TASK DESCRIPTION: From the entries that follow, gather each line holding the word "color".
▬▬▬▬▬▬▬▬▬▬
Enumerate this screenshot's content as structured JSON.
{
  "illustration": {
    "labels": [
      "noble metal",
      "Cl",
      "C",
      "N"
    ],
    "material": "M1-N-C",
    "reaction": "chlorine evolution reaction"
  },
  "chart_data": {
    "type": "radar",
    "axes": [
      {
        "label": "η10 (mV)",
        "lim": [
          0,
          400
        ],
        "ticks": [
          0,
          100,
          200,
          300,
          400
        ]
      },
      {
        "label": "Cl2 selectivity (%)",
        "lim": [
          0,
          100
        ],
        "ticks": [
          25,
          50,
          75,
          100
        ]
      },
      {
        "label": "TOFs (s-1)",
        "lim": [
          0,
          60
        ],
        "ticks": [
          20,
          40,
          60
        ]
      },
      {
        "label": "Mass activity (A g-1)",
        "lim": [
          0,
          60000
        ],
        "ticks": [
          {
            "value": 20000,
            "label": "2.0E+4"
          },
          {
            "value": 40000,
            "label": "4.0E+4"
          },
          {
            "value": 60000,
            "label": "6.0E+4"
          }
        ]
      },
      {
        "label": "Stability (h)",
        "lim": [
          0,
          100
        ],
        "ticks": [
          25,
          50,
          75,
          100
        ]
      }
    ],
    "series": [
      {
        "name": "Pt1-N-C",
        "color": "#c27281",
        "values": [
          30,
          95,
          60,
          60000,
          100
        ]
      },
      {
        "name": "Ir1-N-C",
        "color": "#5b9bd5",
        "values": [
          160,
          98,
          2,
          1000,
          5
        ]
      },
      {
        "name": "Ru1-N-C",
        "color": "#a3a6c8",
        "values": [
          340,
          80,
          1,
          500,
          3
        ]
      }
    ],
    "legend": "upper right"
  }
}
▬▬▬▬▬▬▬▬▬▬
PROBLEM SOLUTION:
        "color": "#c27281",
        "color": "#5b9bd5",
        "color": "#a3a6c8",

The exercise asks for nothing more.